■ **What you have to do**
Reproduce every record exactly as it appears, but not the pictures.
☆ ☆ ☆ ☆
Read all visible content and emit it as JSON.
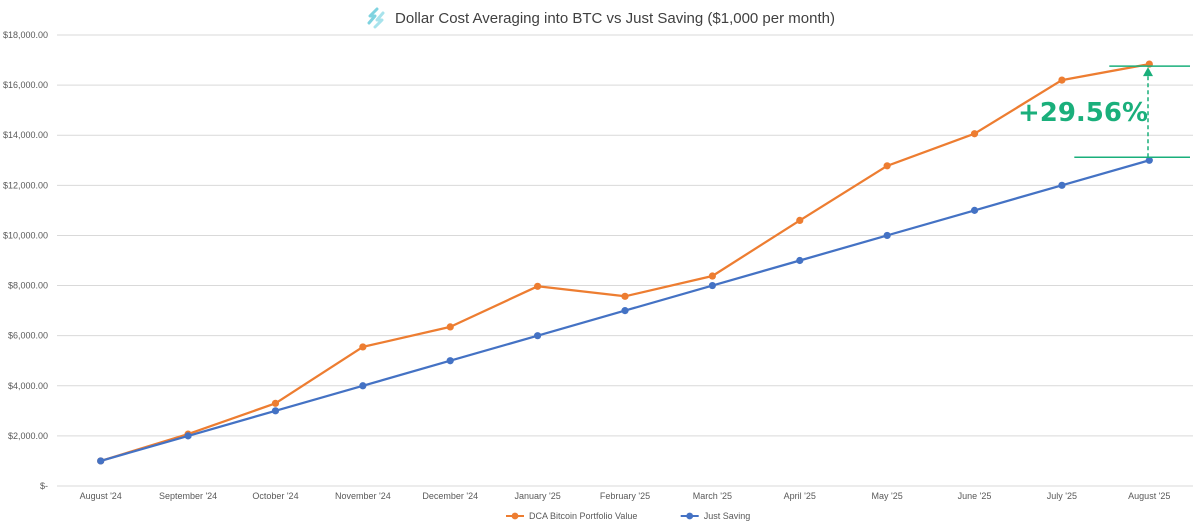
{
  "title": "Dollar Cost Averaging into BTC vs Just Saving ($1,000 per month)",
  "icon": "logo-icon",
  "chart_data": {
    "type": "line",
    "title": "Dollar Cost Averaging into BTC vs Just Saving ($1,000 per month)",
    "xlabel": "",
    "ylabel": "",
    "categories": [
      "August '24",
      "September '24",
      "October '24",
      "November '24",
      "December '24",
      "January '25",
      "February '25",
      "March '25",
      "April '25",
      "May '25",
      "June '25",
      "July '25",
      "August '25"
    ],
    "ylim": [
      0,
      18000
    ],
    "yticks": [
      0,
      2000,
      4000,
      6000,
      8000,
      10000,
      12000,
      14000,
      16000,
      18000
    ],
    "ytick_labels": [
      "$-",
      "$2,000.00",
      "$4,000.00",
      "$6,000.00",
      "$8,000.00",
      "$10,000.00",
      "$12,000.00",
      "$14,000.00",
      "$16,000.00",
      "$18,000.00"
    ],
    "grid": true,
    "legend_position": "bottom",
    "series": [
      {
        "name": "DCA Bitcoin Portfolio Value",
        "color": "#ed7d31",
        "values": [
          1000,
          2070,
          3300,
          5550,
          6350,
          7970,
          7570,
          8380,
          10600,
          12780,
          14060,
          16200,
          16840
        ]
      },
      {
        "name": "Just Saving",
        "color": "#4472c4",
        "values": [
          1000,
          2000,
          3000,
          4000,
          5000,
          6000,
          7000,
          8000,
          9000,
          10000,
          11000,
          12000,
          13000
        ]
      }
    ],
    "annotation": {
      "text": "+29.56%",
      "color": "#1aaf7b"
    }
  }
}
☆ ☆ ☆ ☆
■ **Task answer**
Read all visible content and emit it as JSON.
{
  "title": "Dollar Cost Averaging into BTC vs Just Saving ($1,000 per month)",
  "icon": "logo-icon",
  "chart_data": {
    "type": "line",
    "title": "Dollar Cost Averaging into BTC vs Just Saving ($1,000 per month)",
    "xlabel": "",
    "ylabel": "",
    "categories": [
      "August '24",
      "September '24",
      "October '24",
      "November '24",
      "December '24",
      "January '25",
      "February '25",
      "March '25",
      "April '25",
      "May '25",
      "June '25",
      "July '25",
      "August '25"
    ],
    "ylim": [
      0,
      18000
    ],
    "yticks": [
      0,
      2000,
      4000,
      6000,
      8000,
      10000,
      12000,
      14000,
      16000,
      18000
    ],
    "ytick_labels": [
      "$-",
      "$2,000.00",
      "$4,000.00",
      "$6,000.00",
      "$8,000.00",
      "$10,000.00",
      "$12,000.00",
      "$14,000.00",
      "$16,000.00",
      "$18,000.00"
    ],
    "grid": true,
    "legend_position": "bottom",
    "series": [
      {
        "name": "DCA Bitcoin Portfolio Value",
        "color": "#ed7d31",
        "values": [
          1000,
          2070,
          3300,
          5550,
          6350,
          7970,
          7570,
          8380,
          10600,
          12780,
          14060,
          16200,
          16840
        ]
      },
      {
        "name": "Just Saving",
        "color": "#4472c4",
        "values": [
          1000,
          2000,
          3000,
          4000,
          5000,
          6000,
          7000,
          8000,
          9000,
          10000,
          11000,
          12000,
          13000
        ]
      }
    ],
    "annotation": {
      "text": "+29.56%",
      "color": "#1aaf7b"
    }
  }
}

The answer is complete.